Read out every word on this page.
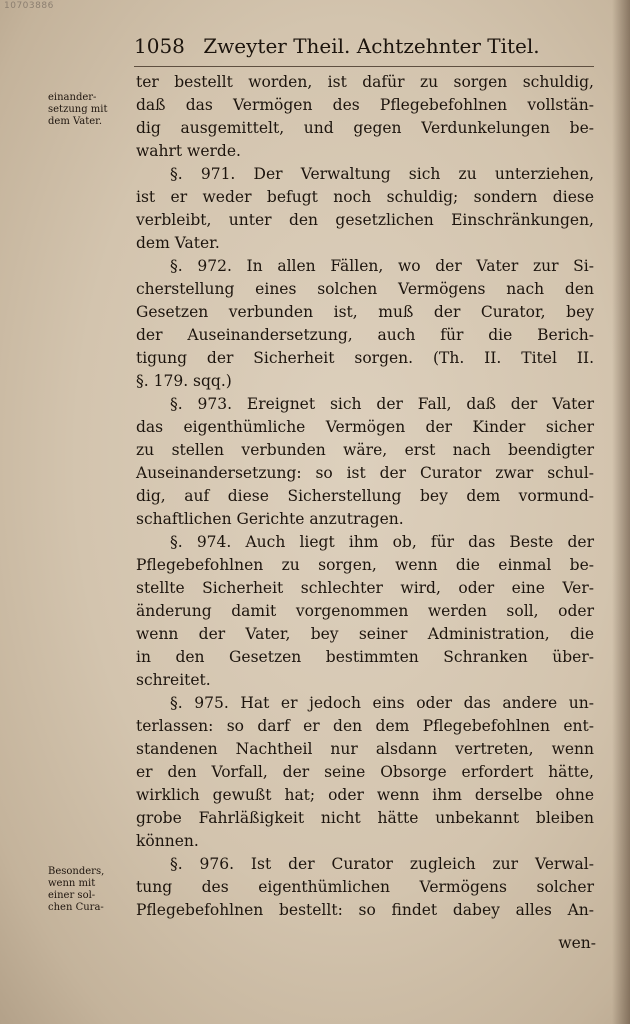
10703886
1058 Zweyter Theil. Achtzehnter Titel.
einander-
setzung mit
dem Vater.
Besonders,
wenn mit
einer sol-
chen Cura-
ter bestellt worden, ist dafür zu sorgen schuldig,
daß das Vermögen des Pflegebefohlnen vollstän-
dig ausgemittelt, und gegen Verdunkelungen be-
wahrt werde.
§. 971. Der Verwaltung sich zu unterziehen,
ist er weder befugt noch schuldig; sondern diese
verbleibt, unter den gesetzlichen Einschränkungen,
dem Vater.
§. 972. In allen Fällen, wo der Vater zur Si-
cherstellung eines solchen Vermögens nach den
Gesetzen verbunden ist, muß der Curator, bey
der Auseinandersetzung, auch für die Berich-
tigung der Sicherheit sorgen. (Th. II. Titel II.
§. 179. sqq.)
§. 973. Ereignet sich der Fall, daß der Vater
das eigenthümliche Vermögen der Kinder sicher
zu stellen verbunden wäre, erst nach beendigter
Auseinandersetzung: so ist der Curator zwar schul-
dig, auf diese Sicherstellung bey dem vormund-
schaftlichen Gerichte anzutragen.
§. 974. Auch liegt ihm ob, für das Beste der
Pflegebefohlnen zu sorgen, wenn die einmal be-
stellte Sicherheit schlechter wird, oder eine Ver-
änderung damit vorgenommen werden soll, oder
wenn der Vater, bey seiner Administration, die
in den Gesetzen bestimmten Schranken über-
schreitet.
§. 975. Hat er jedoch eins oder das andere un-
terlassen: so darf er den dem Pflegebefohlnen ent-
standenen Nachtheil nur alsdann vertreten, wenn
er den Vorfall, der seine Obsorge erfordert hätte,
wirklich gewußt hat; oder wenn ihm derselbe ohne
grobe Fahrläßigkeit nicht hätte unbekannt bleiben
können.
§. 976. Ist der Curator zugleich zur Verwal-
tung des eigenthümlichen Vermögens solcher
Pflegebefohlnen bestellt: so findet dabey alles An-
wen-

● REQUIRED ACTION: Could the data above be copied out exactly, with no pictures kept?

● EXERCISE RESULT:
Read out every word on this page.
10703886
1058 Zweyter Theil. Achtzehnter Titel.
einander-
setzung mit
dem Vater.
Besonders,
wenn mit
einer sol-
chen Cura-
ter bestellt worden, ist dafür zu sorgen schuldig,
daß das Vermögen des Pflegebefohlnen vollstän-
dig ausgemittelt, und gegen Verdunkelungen be-
wahrt werde.
§. 971. Der Verwaltung sich zu unterziehen,
ist er weder befugt noch schuldig; sondern diese
verbleibt, unter den gesetzlichen Einschränkungen,
dem Vater.
§. 972. In allen Fällen, wo der Vater zur Si-
cherstellung eines solchen Vermögens nach den
Gesetzen verbunden ist, muß der Curator, bey
der Auseinandersetzung, auch für die Berich-
tigung der Sicherheit sorgen. (Th. II. Titel II.
§. 179. sqq.)
§. 973. Ereignet sich der Fall, daß der Vater
das eigenthümliche Vermögen der Kinder sicher
zu stellen verbunden wäre, erst nach beendigter
Auseinandersetzung: so ist der Curator zwar schul-
dig, auf diese Sicherstellung bey dem vormund-
schaftlichen Gerichte anzutragen.
§. 974. Auch liegt ihm ob, für das Beste der
Pflegebefohlnen zu sorgen, wenn die einmal be-
stellte Sicherheit schlechter wird, oder eine Ver-
änderung damit vorgenommen werden soll, oder
wenn der Vater, bey seiner Administration, die
in den Gesetzen bestimmten Schranken über-
schreitet.
§. 975. Hat er jedoch eins oder das andere un-
terlassen: so darf er den dem Pflegebefohlnen ent-
standenen Nachtheil nur alsdann vertreten, wenn
er den Vorfall, der seine Obsorge erfordert hätte,
wirklich gewußt hat; oder wenn ihm derselbe ohne
grobe Fahrläßigkeit nicht hätte unbekannt bleiben
können.
§. 976. Ist der Curator zugleich zur Verwal-
tung des eigenthümlichen Vermögens solcher
Pflegebefohlnen bestellt: so findet dabey alles An-
wen-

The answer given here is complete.